#### [Exercise materials]
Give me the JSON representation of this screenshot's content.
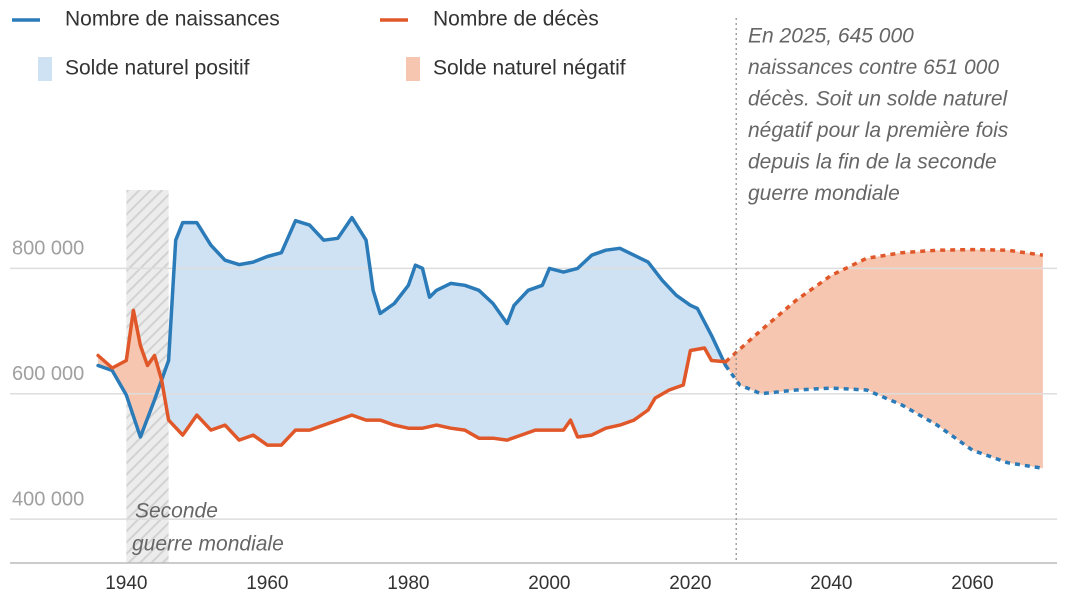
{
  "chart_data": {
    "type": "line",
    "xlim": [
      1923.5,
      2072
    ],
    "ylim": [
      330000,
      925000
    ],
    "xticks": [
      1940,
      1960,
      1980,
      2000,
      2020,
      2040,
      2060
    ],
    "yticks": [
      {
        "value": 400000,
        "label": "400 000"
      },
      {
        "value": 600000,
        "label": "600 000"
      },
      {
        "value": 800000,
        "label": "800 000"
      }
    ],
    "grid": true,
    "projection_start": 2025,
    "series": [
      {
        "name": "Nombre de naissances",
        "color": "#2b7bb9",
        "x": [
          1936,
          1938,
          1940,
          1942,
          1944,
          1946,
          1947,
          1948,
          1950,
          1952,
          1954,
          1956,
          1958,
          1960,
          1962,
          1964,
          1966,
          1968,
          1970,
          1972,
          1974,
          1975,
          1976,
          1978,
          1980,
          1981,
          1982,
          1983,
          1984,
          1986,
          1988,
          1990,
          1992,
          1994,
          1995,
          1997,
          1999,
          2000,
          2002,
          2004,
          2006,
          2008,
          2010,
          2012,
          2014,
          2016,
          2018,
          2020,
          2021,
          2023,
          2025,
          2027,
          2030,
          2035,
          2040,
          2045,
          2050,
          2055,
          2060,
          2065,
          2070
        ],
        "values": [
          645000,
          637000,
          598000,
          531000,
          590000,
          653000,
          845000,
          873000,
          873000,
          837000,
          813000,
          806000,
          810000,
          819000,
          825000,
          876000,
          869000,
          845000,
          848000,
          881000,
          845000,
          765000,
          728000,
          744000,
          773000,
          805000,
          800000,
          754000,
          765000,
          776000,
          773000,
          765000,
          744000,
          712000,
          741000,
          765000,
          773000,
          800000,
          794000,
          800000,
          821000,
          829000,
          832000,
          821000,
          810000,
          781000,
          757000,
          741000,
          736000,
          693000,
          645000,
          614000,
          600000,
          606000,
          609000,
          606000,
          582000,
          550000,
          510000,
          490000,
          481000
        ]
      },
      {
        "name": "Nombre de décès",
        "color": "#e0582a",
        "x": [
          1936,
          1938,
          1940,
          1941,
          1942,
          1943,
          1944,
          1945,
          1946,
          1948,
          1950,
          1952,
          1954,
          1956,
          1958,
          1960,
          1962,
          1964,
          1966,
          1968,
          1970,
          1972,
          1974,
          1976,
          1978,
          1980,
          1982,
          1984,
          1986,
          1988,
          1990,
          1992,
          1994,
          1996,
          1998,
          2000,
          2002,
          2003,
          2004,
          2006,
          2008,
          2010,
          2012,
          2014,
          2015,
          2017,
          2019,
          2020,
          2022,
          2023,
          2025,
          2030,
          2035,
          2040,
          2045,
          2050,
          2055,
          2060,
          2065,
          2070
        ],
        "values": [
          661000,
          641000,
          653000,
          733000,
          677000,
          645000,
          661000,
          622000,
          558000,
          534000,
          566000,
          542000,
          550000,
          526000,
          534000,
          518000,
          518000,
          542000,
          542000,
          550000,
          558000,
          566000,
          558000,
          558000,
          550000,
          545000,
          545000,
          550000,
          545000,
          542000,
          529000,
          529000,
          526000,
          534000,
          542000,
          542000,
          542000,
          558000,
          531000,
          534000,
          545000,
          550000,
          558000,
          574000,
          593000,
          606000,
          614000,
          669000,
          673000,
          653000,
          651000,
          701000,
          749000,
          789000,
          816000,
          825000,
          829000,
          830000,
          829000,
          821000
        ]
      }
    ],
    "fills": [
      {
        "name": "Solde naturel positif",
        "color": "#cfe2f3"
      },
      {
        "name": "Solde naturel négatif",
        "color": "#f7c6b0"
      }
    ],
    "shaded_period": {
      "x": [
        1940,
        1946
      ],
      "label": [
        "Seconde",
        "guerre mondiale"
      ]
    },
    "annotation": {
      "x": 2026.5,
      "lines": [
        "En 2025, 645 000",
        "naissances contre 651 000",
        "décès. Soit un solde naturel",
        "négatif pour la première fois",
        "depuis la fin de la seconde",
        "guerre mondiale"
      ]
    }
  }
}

#### [Exercise directions]
Keep the pictures out and write out the records exactly.

#### [Task result]
Give me the JSON representation of this screenshot's content.
{
  "chart_data": {
    "type": "line",
    "xlim": [
      1923.5,
      2072
    ],
    "ylim": [
      330000,
      925000
    ],
    "xticks": [
      1940,
      1960,
      1980,
      2000,
      2020,
      2040,
      2060
    ],
    "yticks": [
      {
        "value": 400000,
        "label": "400 000"
      },
      {
        "value": 600000,
        "label": "600 000"
      },
      {
        "value": 800000,
        "label": "800 000"
      }
    ],
    "grid": true,
    "projection_start": 2025,
    "series": [
      {
        "name": "Nombre de naissances",
        "color": "#2b7bb9",
        "x": [
          1936,
          1938,
          1940,
          1942,
          1944,
          1946,
          1947,
          1948,
          1950,
          1952,
          1954,
          1956,
          1958,
          1960,
          1962,
          1964,
          1966,
          1968,
          1970,
          1972,
          1974,
          1975,
          1976,
          1978,
          1980,
          1981,
          1982,
          1983,
          1984,
          1986,
          1988,
          1990,
          1992,
          1994,
          1995,
          1997,
          1999,
          2000,
          2002,
          2004,
          2006,
          2008,
          2010,
          2012,
          2014,
          2016,
          2018,
          2020,
          2021,
          2023,
          2025,
          2027,
          2030,
          2035,
          2040,
          2045,
          2050,
          2055,
          2060,
          2065,
          2070
        ],
        "values": [
          645000,
          637000,
          598000,
          531000,
          590000,
          653000,
          845000,
          873000,
          873000,
          837000,
          813000,
          806000,
          810000,
          819000,
          825000,
          876000,
          869000,
          845000,
          848000,
          881000,
          845000,
          765000,
          728000,
          744000,
          773000,
          805000,
          800000,
          754000,
          765000,
          776000,
          773000,
          765000,
          744000,
          712000,
          741000,
          765000,
          773000,
          800000,
          794000,
          800000,
          821000,
          829000,
          832000,
          821000,
          810000,
          781000,
          757000,
          741000,
          736000,
          693000,
          645000,
          614000,
          600000,
          606000,
          609000,
          606000,
          582000,
          550000,
          510000,
          490000,
          481000
        ]
      },
      {
        "name": "Nombre de décès",
        "color": "#e0582a",
        "x": [
          1936,
          1938,
          1940,
          1941,
          1942,
          1943,
          1944,
          1945,
          1946,
          1948,
          1950,
          1952,
          1954,
          1956,
          1958,
          1960,
          1962,
          1964,
          1966,
          1968,
          1970,
          1972,
          1974,
          1976,
          1978,
          1980,
          1982,
          1984,
          1986,
          1988,
          1990,
          1992,
          1994,
          1996,
          1998,
          2000,
          2002,
          2003,
          2004,
          2006,
          2008,
          2010,
          2012,
          2014,
          2015,
          2017,
          2019,
          2020,
          2022,
          2023,
          2025,
          2030,
          2035,
          2040,
          2045,
          2050,
          2055,
          2060,
          2065,
          2070
        ],
        "values": [
          661000,
          641000,
          653000,
          733000,
          677000,
          645000,
          661000,
          622000,
          558000,
          534000,
          566000,
          542000,
          550000,
          526000,
          534000,
          518000,
          518000,
          542000,
          542000,
          550000,
          558000,
          566000,
          558000,
          558000,
          550000,
          545000,
          545000,
          550000,
          545000,
          542000,
          529000,
          529000,
          526000,
          534000,
          542000,
          542000,
          542000,
          558000,
          531000,
          534000,
          545000,
          550000,
          558000,
          574000,
          593000,
          606000,
          614000,
          669000,
          673000,
          653000,
          651000,
          701000,
          749000,
          789000,
          816000,
          825000,
          829000,
          830000,
          829000,
          821000
        ]
      }
    ],
    "fills": [
      {
        "name": "Solde naturel positif",
        "color": "#cfe2f3"
      },
      {
        "name": "Solde naturel négatif",
        "color": "#f7c6b0"
      }
    ],
    "shaded_period": {
      "x": [
        1940,
        1946
      ],
      "label": [
        "Seconde",
        "guerre mondiale"
      ]
    },
    "annotation": {
      "x": 2026.5,
      "lines": [
        "En 2025, 645 000",
        "naissances contre 651 000",
        "décès. Soit un solde naturel",
        "négatif pour la première fois",
        "depuis la fin de la seconde",
        "guerre mondiale"
      ]
    }
  }
}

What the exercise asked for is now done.